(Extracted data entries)
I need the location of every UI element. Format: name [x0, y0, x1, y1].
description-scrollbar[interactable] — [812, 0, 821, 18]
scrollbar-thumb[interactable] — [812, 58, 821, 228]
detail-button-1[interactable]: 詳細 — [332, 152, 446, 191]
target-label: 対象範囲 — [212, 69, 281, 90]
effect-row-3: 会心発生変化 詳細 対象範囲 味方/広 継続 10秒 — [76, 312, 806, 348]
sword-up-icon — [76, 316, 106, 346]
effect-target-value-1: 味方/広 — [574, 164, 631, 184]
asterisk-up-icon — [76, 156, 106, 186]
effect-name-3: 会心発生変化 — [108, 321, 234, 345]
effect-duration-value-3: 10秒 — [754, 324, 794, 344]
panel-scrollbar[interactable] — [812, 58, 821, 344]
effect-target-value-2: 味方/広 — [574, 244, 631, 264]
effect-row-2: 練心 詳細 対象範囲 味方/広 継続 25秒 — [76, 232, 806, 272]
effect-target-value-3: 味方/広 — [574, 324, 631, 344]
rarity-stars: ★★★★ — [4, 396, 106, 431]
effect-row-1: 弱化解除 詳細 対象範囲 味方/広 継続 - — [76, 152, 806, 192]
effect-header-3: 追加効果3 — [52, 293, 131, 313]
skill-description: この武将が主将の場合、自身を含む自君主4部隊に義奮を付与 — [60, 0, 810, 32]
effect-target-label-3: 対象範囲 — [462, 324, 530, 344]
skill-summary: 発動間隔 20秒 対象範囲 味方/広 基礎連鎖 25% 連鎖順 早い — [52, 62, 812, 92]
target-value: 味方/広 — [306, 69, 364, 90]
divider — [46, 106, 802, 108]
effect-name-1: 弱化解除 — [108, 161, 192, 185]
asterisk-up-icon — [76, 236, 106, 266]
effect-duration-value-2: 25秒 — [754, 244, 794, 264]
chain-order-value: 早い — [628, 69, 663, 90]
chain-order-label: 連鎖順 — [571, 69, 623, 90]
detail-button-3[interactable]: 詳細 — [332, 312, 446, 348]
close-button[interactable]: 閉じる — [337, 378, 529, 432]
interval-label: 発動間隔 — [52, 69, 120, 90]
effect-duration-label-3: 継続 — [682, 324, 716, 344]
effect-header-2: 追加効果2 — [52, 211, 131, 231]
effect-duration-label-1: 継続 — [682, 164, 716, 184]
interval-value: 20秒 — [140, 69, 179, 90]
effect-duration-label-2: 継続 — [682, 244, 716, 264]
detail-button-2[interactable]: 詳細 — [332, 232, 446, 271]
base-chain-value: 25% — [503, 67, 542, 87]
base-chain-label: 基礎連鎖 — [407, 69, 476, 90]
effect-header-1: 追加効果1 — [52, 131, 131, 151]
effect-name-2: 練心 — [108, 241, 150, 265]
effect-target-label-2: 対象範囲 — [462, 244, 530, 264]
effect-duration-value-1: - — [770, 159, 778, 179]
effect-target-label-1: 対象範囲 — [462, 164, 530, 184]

▶ [Task prompt] Copy out every one of these lines without changing anything.

▶ [Response for this exercise]
I need the location of every UI element. Format: name [x0, y0, x1, y1].
description-scrollbar[interactable] — [812, 0, 821, 18]
scrollbar-thumb[interactable] — [812, 58, 821, 228]
detail-button-1[interactable]: 詳細 — [332, 152, 446, 191]
target-label: 対象範囲 — [212, 69, 281, 90]
effect-row-3: 会心発生変化 詳細 対象範囲 味方/広 継続 10秒 — [76, 312, 806, 348]
sword-up-icon — [76, 316, 106, 346]
effect-target-value-1: 味方/広 — [574, 164, 631, 184]
asterisk-up-icon — [76, 156, 106, 186]
effect-name-3: 会心発生変化 — [108, 321, 234, 345]
effect-duration-value-3: 10秒 — [754, 324, 794, 344]
panel-scrollbar[interactable] — [812, 58, 821, 344]
effect-target-value-2: 味方/広 — [574, 244, 631, 264]
effect-row-2: 練心 詳細 対象範囲 味方/広 継続 25秒 — [76, 232, 806, 272]
effect-target-value-3: 味方/広 — [574, 324, 631, 344]
rarity-stars: ★★★★ — [4, 396, 106, 431]
effect-row-1: 弱化解除 詳細 対象範囲 味方/広 継続 - — [76, 152, 806, 192]
effect-header-3: 追加効果3 — [52, 293, 131, 313]
skill-description: この武将が主将の場合、自身を含む自君主4部隊に義奮を付与 — [60, 0, 810, 32]
effect-target-label-3: 対象範囲 — [462, 324, 530, 344]
skill-summary: 発動間隔 20秒 対象範囲 味方/広 基礎連鎖 25% 連鎖順 早い — [52, 62, 812, 92]
target-value: 味方/広 — [306, 69, 364, 90]
divider — [46, 106, 802, 108]
effect-name-1: 弱化解除 — [108, 161, 192, 185]
asterisk-up-icon — [76, 236, 106, 266]
effect-duration-value-2: 25秒 — [754, 244, 794, 264]
chain-order-value: 早い — [628, 69, 663, 90]
chain-order-label: 連鎖順 — [571, 69, 623, 90]
detail-button-3[interactable]: 詳細 — [332, 312, 446, 348]
close-button[interactable]: 閉じる — [337, 378, 529, 432]
interval-label: 発動間隔 — [52, 69, 120, 90]
effect-duration-label-3: 継続 — [682, 324, 716, 344]
effect-header-2: 追加効果2 — [52, 211, 131, 231]
effect-duration-label-1: 継続 — [682, 164, 716, 184]
interval-value: 20秒 — [140, 69, 179, 90]
effect-duration-label-2: 継続 — [682, 244, 716, 264]
detail-button-2[interactable]: 詳細 — [332, 232, 446, 271]
base-chain-value: 25% — [503, 67, 542, 87]
base-chain-label: 基礎連鎖 — [407, 69, 476, 90]
effect-header-1: 追加効果1 — [52, 131, 131, 151]
effect-name-2: 練心 — [108, 241, 150, 265]
effect-target-label-2: 対象範囲 — [462, 244, 530, 264]
effect-duration-value-1: - — [770, 159, 778, 179]
effect-target-label-1: 対象範囲 — [462, 164, 530, 184]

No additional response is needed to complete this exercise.